<<<<

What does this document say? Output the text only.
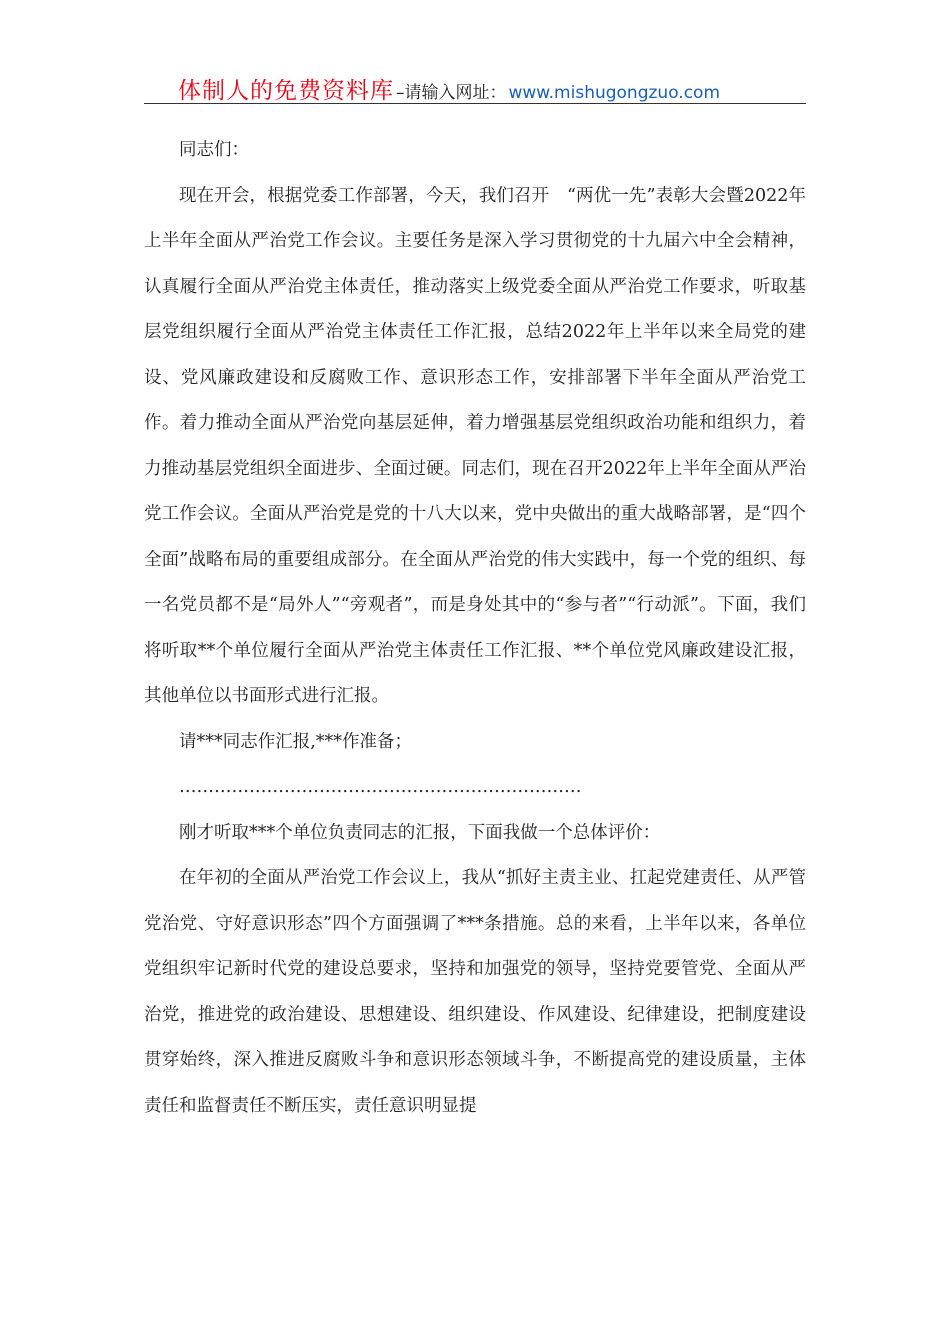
体制人的免费资料库 –请输入网址： www.mishugongzuo.com

同志们：

现在开会，根据党委工作部署，今天，我们召开　“两优一先”表彰大会暨2022年上半年全面从严治党工作会议。主要任务是深入学习贯彻党的十九届六中全会精神，认真履行全面从严治党主体责任，推动落实上级党委全面从严治党工作要求，听取基层党组织履行全面从严治党主体责任工作汇报，总结2022年上半年以来全局党的建设、党风廉政建设和反腐败工作、意识形态工作，安排部署下半年全面从严治党工作。着力推动全面从严治党向基层延伸，着力增强基层党组织政治功能和组织力，着力推动基层党组织全面进步、全面过硬。同志们，现在召开2022年上半年全面从严治党工作会议。全面从严治党是党的十八大以来，党中央做出的重大战略部署，是“四个全面”战略布局的重要组成部分。在全面从严治党的伟大实践中，每一个党的组织、每一名党员都不是“局外人”“旁观者”，而是身处其中的“参与者”“行动派”。下面，我们将听取**个单位履行全面从严治党主体责任工作汇报、**个单位党风廉政建设汇报，其他单位以书面形式进行汇报。

请***同志作汇报,***作准备；

……………………………………………………………

刚才听取***个单位负责同志的汇报，下面我做一个总体评价：

在年初的全面从严治党工作会议上，我从“抓好主责主业、扛起党建责任、从严管党治党、守好意识形态”四个方面强调了***条措施。总的来看，上半年以来，各单位党组织牢记新时代党的建设总要求，坚持和加强党的领导，坚持党要管党、全面从严治党，推进党的政治建设、思想建设、组织建设、作风建设、纪律建设，把制度建设贯穿始终，深入推进反腐败斗争和意识形态领域斗争，不断提高党的建设质量，主体责任和监督责任不断压实，责任意识明显提
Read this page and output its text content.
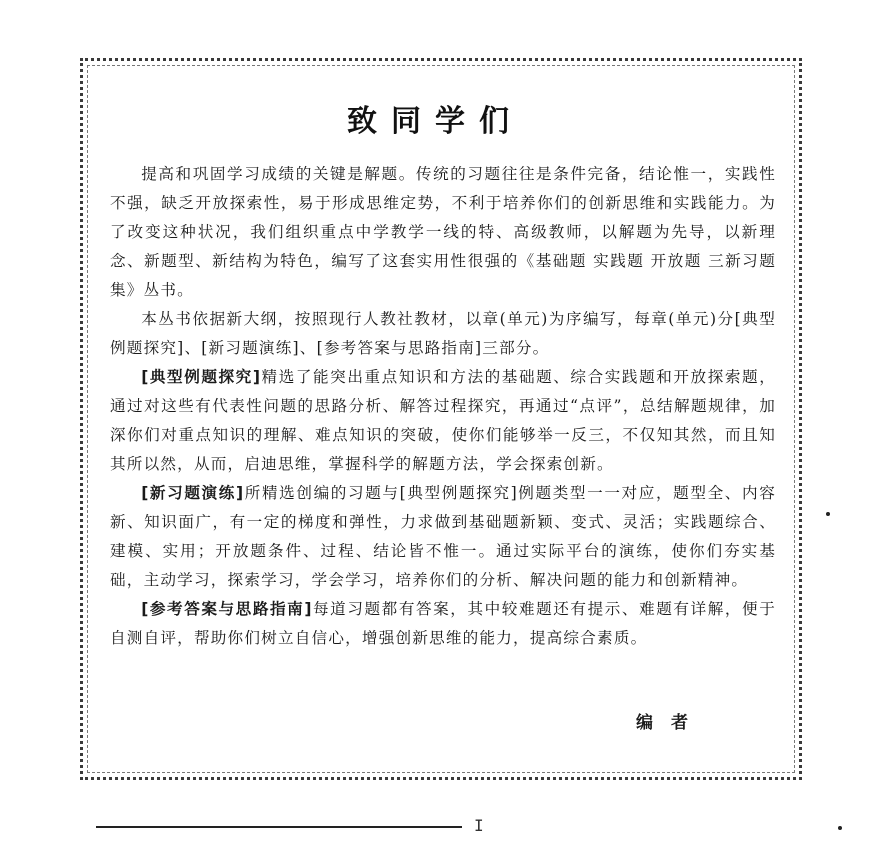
致同学们

提高和巩固学习成绩的关键是解题。传统的习题往往是条件完备，结论惟一，实践性不强，缺乏开放探索性，易于形成思维定势，不利于培养你们的创新思维和实践能力。为了改变这种状况，我们组织重点中学教学一线的特、高级教师，以解题为先导，以新理念、新题型、新结构为特色，编写了这套实用性很强的《基础题 实践题 开放题 三新习题集》丛书。

本丛书依据新大纲，按照现行人教社教材，以章(单元)为序编写，每章(单元)分[典型例题探究]、[新习题演练]、[参考答案与思路指南]三部分。

[典型例题探究]精选了能突出重点知识和方法的基础题、综合实践题和开放探索题，通过对这些有代表性问题的思路分析、解答过程探究，再通过“点评”，总结解题规律，加深你们对重点知识的理解、难点知识的突破，使你们能够举一反三，不仅知其然，而且知其所以然，从而，启迪思维，掌握科学的解题方法，学会探索创新。

[新习题演练]所精选创编的习题与[典型例题探究]例题类型一一对应，题型全、内容新、知识面广，有一定的梯度和弹性，力求做到基础题新颖、变式、灵活；实践题综合、建模、实用；开放题条件、过程、结论皆不惟一。通过实际平台的演练，使你们夯实基础，主动学习，探索学习，学会学习，培养你们的分析、解决问题的能力和创新精神。

[参考答案与思路指南]每道习题都有答案，其中较难题还有提示、难题有详解，便于自测自评，帮助你们树立自信心，增强创新思维的能力，提高综合素质。

编者
I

>>>>

**Written problem**
Among the lines of the data above, determine how many contain the word "新习题演练". Report the number alone.

**Solution below**
2